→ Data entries
──────

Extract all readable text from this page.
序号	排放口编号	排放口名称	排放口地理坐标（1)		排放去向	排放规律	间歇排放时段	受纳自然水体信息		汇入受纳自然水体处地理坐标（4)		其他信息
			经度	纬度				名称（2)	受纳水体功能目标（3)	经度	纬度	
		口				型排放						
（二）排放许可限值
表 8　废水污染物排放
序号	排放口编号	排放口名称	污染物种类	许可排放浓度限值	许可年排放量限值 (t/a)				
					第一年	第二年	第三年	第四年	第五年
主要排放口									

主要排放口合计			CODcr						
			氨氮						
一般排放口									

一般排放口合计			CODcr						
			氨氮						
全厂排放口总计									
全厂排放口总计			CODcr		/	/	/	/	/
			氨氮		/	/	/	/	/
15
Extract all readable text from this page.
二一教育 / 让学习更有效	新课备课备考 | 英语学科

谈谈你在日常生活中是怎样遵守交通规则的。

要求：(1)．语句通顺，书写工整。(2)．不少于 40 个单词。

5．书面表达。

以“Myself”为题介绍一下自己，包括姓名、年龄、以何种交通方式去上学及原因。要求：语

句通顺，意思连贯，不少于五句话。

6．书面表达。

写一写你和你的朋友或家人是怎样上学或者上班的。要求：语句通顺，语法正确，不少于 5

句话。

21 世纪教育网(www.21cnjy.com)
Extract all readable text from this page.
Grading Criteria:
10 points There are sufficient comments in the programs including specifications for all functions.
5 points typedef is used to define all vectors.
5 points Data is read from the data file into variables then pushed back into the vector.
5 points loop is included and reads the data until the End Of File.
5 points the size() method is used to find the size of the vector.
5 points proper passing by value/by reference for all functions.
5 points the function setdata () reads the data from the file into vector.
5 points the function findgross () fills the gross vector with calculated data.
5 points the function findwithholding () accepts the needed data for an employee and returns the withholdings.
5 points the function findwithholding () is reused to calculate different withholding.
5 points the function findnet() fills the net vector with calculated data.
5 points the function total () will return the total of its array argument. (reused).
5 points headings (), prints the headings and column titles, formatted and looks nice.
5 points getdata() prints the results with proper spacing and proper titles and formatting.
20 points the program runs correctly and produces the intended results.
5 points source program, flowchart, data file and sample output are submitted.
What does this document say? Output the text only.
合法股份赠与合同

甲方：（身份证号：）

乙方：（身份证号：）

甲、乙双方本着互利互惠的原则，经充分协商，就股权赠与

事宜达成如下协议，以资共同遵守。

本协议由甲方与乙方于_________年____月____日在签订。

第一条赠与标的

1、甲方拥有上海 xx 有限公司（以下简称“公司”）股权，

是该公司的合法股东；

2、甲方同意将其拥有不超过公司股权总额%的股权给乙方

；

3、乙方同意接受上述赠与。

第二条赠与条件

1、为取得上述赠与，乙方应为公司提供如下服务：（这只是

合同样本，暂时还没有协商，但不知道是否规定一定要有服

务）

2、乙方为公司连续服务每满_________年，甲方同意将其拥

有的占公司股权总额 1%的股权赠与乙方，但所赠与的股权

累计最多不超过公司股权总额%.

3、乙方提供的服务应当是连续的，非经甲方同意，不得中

──────

→ EXERCISE DIRECTIONS
In the entries above, find lines with "CODcr" and copy each.

→ TASK RESPONSE
主要排放口合计			CODcr						
一般排放口合计			CODcr						
全厂排放口总计			CODcr		/	/	/	/	/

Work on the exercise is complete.